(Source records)

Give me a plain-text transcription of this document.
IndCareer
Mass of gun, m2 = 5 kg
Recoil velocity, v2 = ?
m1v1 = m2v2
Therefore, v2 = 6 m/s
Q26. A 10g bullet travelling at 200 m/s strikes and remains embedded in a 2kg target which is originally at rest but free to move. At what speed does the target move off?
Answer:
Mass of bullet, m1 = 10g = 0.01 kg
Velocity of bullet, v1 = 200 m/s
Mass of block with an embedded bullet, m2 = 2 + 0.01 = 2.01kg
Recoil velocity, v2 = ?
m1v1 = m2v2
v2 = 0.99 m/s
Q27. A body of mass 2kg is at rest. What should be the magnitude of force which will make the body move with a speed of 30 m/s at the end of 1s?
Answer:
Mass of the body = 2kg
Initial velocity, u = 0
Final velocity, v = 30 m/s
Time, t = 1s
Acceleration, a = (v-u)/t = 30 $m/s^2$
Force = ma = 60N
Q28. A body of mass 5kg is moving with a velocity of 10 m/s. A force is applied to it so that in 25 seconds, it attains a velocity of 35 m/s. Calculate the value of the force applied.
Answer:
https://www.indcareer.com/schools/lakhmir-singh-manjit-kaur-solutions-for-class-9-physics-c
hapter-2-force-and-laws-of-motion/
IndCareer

---

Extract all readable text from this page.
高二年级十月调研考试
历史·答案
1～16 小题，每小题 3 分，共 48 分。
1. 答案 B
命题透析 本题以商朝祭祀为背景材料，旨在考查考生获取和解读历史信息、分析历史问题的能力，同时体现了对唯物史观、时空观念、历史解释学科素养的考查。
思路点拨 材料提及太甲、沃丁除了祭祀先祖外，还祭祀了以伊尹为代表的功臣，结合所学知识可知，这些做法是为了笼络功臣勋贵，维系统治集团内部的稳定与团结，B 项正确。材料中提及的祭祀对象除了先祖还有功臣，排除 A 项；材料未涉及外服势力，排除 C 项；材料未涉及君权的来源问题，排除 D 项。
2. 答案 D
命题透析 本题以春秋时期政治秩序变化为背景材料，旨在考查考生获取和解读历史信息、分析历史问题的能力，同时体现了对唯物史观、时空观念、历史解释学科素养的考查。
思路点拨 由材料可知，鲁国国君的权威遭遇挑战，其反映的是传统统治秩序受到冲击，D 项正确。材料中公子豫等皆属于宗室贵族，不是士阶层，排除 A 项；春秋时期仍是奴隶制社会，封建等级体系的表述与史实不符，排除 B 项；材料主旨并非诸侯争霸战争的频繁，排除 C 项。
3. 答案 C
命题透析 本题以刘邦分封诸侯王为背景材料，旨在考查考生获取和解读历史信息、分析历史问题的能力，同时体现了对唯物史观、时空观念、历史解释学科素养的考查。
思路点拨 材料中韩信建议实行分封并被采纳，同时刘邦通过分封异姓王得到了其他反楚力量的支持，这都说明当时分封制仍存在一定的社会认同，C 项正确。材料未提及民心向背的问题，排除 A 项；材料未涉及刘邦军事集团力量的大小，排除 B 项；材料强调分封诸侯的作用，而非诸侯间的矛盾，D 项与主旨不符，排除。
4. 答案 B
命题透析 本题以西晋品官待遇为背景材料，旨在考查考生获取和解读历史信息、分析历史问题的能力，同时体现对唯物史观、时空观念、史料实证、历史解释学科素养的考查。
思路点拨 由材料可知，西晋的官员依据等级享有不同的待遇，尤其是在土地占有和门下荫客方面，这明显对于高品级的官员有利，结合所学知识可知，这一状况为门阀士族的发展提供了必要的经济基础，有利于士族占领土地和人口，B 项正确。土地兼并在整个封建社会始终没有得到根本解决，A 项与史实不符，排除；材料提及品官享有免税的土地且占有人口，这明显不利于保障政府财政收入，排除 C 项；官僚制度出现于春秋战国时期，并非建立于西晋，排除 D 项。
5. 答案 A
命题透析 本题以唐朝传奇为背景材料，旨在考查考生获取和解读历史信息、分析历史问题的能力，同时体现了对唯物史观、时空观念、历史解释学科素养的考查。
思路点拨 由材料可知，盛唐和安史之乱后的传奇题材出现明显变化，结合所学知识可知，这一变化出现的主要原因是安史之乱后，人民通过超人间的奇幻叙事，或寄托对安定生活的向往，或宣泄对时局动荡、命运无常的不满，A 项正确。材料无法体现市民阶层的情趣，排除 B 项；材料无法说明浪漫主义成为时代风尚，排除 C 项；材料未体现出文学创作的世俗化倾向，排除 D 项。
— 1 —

==

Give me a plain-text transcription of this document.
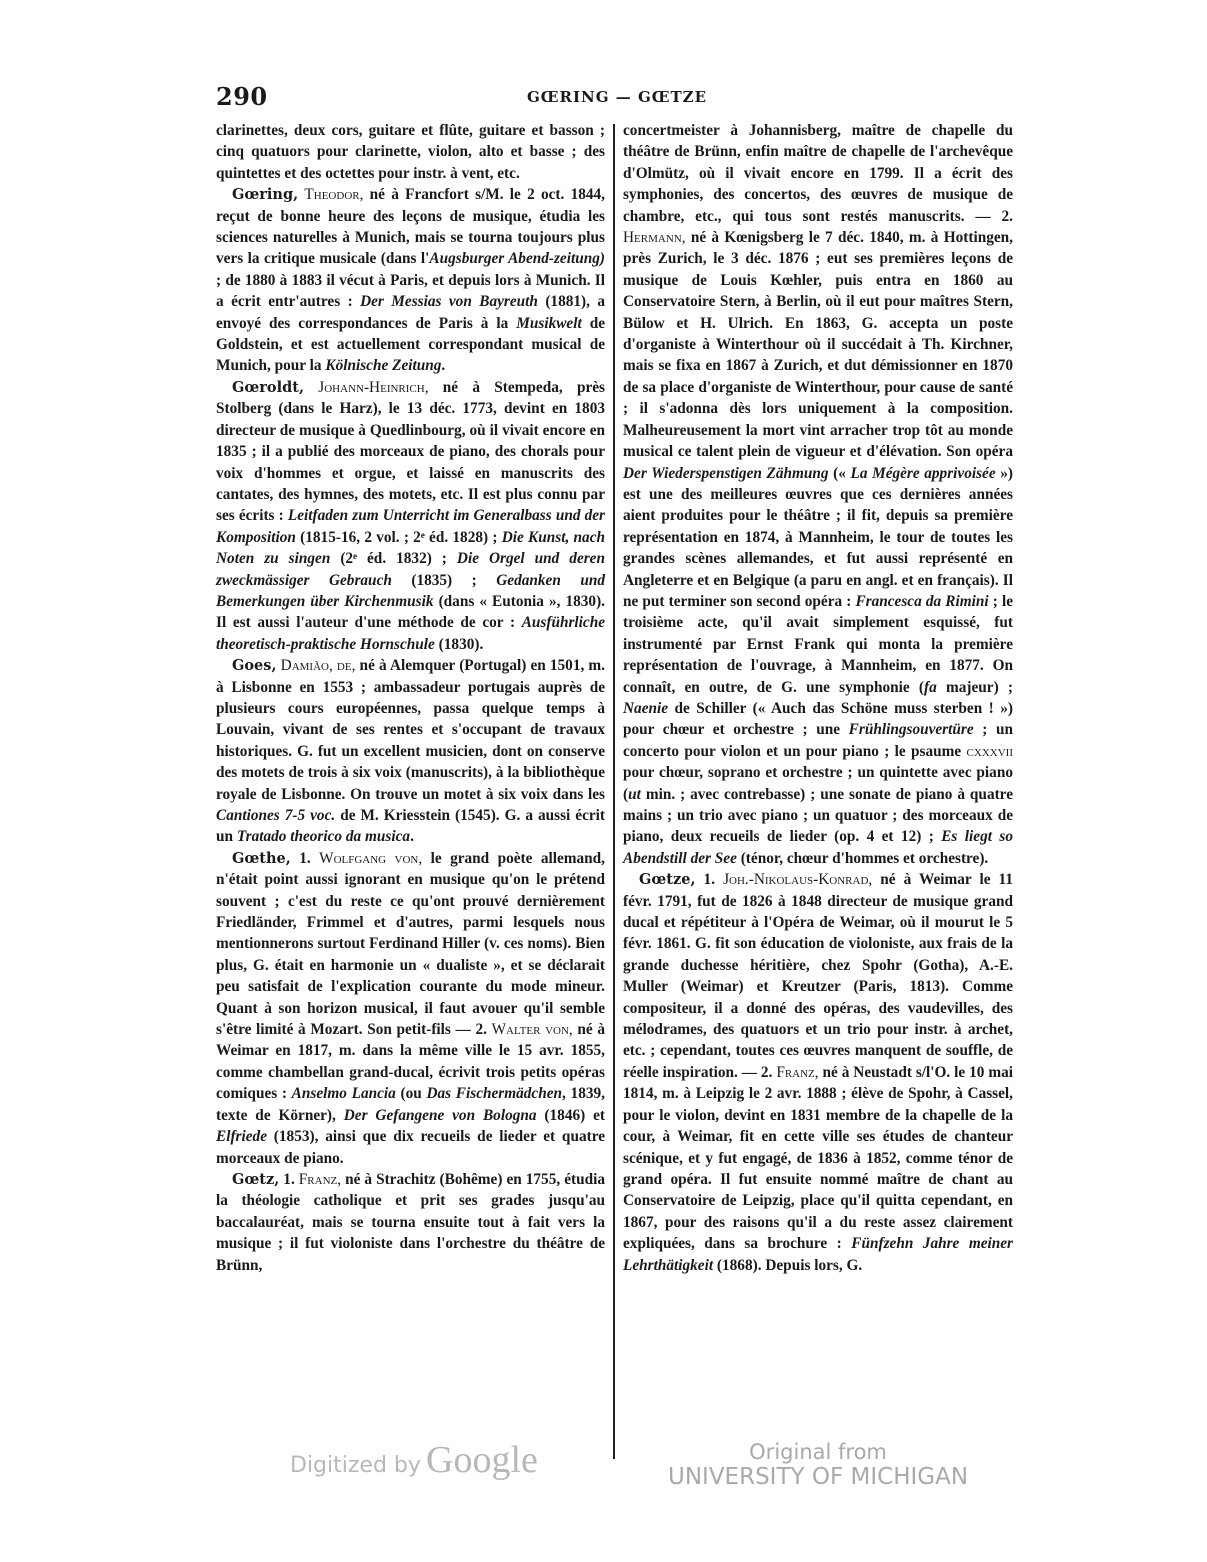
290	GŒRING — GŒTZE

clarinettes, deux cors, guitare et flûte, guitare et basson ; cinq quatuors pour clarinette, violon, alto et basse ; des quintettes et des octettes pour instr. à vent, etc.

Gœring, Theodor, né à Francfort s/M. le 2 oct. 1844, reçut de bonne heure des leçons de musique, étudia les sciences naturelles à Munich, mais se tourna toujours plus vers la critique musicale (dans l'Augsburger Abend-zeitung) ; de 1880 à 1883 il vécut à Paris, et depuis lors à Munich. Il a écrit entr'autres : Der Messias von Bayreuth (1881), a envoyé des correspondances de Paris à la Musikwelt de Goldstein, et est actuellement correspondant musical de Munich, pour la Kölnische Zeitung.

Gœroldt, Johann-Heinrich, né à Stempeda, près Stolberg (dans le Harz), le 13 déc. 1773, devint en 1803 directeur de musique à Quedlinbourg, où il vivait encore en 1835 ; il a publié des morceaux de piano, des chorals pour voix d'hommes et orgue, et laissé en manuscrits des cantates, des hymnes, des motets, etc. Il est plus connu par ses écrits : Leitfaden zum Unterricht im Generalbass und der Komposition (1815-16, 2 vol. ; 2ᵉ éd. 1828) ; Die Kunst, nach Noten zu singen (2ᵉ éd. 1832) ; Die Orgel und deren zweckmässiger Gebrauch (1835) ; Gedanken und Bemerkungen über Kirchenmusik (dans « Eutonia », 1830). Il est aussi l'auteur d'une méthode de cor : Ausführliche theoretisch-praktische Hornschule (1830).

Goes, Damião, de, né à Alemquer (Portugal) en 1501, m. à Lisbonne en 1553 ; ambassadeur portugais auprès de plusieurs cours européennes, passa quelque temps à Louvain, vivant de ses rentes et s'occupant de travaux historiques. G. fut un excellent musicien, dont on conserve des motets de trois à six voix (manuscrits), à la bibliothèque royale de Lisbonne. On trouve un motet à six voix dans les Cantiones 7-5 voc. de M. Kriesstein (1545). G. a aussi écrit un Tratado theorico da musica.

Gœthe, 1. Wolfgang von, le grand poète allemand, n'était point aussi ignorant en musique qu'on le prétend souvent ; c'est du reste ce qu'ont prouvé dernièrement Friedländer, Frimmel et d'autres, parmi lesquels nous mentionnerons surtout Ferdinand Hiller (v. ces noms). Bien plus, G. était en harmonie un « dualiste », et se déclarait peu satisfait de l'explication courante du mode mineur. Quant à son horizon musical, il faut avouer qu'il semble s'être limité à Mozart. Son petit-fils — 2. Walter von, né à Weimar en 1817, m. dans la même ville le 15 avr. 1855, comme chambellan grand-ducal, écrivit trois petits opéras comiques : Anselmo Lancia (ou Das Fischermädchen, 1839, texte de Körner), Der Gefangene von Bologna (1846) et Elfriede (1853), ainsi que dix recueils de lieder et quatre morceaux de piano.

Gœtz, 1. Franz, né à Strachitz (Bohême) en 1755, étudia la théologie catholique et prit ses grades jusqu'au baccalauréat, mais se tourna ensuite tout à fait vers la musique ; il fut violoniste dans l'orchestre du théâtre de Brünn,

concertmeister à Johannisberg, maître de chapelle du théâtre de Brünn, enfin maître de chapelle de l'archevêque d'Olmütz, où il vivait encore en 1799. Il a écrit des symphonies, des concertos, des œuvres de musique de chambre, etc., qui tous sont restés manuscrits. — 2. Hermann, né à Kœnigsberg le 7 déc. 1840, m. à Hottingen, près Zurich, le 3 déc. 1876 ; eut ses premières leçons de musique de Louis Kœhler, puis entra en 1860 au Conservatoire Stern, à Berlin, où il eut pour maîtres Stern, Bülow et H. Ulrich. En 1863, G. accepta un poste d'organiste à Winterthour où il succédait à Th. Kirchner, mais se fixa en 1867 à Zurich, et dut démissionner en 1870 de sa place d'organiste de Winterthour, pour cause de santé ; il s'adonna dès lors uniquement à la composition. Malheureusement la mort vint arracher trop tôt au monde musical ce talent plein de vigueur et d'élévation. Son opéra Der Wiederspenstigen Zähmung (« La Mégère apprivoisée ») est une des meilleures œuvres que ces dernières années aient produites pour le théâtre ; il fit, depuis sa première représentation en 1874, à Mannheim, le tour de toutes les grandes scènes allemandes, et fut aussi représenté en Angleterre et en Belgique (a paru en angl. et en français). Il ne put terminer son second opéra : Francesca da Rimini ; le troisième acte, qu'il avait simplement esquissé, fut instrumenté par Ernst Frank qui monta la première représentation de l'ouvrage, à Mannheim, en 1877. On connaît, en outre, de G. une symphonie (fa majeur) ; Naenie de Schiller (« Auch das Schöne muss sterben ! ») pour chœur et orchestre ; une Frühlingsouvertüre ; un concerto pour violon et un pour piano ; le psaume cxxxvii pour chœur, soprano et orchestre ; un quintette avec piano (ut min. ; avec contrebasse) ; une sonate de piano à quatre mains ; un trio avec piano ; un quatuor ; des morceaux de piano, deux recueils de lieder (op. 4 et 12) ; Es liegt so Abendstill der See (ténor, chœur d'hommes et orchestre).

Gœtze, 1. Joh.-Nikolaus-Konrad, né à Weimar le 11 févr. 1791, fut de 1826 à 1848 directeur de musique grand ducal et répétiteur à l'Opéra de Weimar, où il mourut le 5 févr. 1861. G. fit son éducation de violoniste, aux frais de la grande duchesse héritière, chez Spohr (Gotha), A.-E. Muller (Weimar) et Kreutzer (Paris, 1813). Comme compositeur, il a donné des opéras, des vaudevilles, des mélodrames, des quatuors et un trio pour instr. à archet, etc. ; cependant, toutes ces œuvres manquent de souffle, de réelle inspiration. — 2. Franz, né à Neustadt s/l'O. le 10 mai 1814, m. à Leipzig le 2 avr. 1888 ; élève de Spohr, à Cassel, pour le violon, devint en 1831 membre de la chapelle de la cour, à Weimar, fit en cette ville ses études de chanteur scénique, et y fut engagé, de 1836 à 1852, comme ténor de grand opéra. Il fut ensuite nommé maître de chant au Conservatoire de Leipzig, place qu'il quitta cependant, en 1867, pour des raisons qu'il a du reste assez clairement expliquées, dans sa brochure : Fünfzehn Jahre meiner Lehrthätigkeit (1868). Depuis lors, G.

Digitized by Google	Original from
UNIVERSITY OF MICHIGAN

**SHORT EXERCISE**
Identify every line above that includes the word "结合所学知识可知", and show those lines.

**OUTPUT**
思路点拨 材料提及太甲、沃丁除了祭祀先祖外，还祭祀了以伊尹为代表的功臣，结合所学知识可知，这些做法是为了笼络功臣勋贵，维系统治集团内部的稳定与团结，B 项正确。材料中提及的祭祀对象除了先祖还有功臣，排除 A 项；材料未涉及外服势力，排除 C 项；材料未涉及君权的来源问题，排除 D 项。
思路点拨 由材料可知，西晋的官员依据等级享有不同的待遇，尤其是在土地占有和门下荫客方面，这明显对于高品级的官员有利，结合所学知识可知，这一状况为门阀士族的发展提供了必要的经济基础，有利于士族占领土地和人口，B 项正确。土地兼并在整个封建社会始终没有得到根本解决，A 项与史实不符，排除；材料提及品官享有免税的土地且占有人口，这明显不利于保障政府财政收入，排除 C 项；官僚制度出现于春秋战国时期，并非建立于西晋，排除 D 项。
思路点拨 由材料可知，盛唐和安史之乱后的传奇题材出现明显变化，结合所学知识可知，这一变化出现的主要原因是安史之乱后，人民通过超人间的奇幻叙事，或寄托对安定生活的向往，或宣泄对时局动荡、命运无常的不满，A 项正确。材料无法体现市民阶层的情趣，排除 B 项；材料无法说明浪漫主义成为时代风尚，排除 C 项；材料未体现出文学创作的世俗化倾向，排除 D 项。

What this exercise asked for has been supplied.